Copy all the material below, exactly as it stands.

■ Records about charts and figures ■
<<<<

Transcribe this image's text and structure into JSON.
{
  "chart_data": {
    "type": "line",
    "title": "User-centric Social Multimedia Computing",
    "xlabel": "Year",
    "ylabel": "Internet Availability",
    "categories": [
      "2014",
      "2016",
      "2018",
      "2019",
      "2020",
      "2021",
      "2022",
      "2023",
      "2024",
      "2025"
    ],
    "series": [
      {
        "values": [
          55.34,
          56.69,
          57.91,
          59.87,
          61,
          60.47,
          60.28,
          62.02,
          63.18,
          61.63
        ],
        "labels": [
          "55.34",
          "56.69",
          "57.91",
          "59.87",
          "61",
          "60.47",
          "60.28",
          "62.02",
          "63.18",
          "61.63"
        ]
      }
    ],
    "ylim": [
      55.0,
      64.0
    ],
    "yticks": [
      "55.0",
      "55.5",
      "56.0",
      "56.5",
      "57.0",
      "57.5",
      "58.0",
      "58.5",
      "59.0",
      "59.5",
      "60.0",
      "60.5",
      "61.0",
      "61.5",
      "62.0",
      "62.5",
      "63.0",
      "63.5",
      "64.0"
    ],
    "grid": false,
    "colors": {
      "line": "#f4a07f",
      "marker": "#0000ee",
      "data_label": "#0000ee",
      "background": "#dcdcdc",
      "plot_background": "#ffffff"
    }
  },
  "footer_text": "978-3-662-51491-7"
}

>>>>

■ EXERCISE RESULT ■
Transcribe this image's text and structure into JSON.
{
  "chart_data": {
    "type": "line",
    "title": "User-centric Social Multimedia Computing",
    "xlabel": "Year",
    "ylabel": "Internet Availability",
    "categories": [
      "2014",
      "2016",
      "2018",
      "2019",
      "2020",
      "2021",
      "2022",
      "2023",
      "2024",
      "2025"
    ],
    "series": [
      {
        "values": [
          55.34,
          56.69,
          57.91,
          59.87,
          61,
          60.47,
          60.28,
          62.02,
          63.18,
          61.63
        ],
        "labels": [
          "55.34",
          "56.69",
          "57.91",
          "59.87",
          "61",
          "60.47",
          "60.28",
          "62.02",
          "63.18",
          "61.63"
        ]
      }
    ],
    "ylim": [
      55.0,
      64.0
    ],
    "yticks": [
      "55.0",
      "55.5",
      "56.0",
      "56.5",
      "57.0",
      "57.5",
      "58.0",
      "58.5",
      "59.0",
      "59.5",
      "60.0",
      "60.5",
      "61.0",
      "61.5",
      "62.0",
      "62.5",
      "63.0",
      "63.5",
      "64.0"
    ],
    "grid": false,
    "colors": {
      "line": "#f4a07f",
      "marker": "#0000ee",
      "data_label": "#0000ee",
      "background": "#dcdcdc",
      "plot_background": "#ffffff"
    }
  },
  "footer_text": "978-3-662-51491-7"
}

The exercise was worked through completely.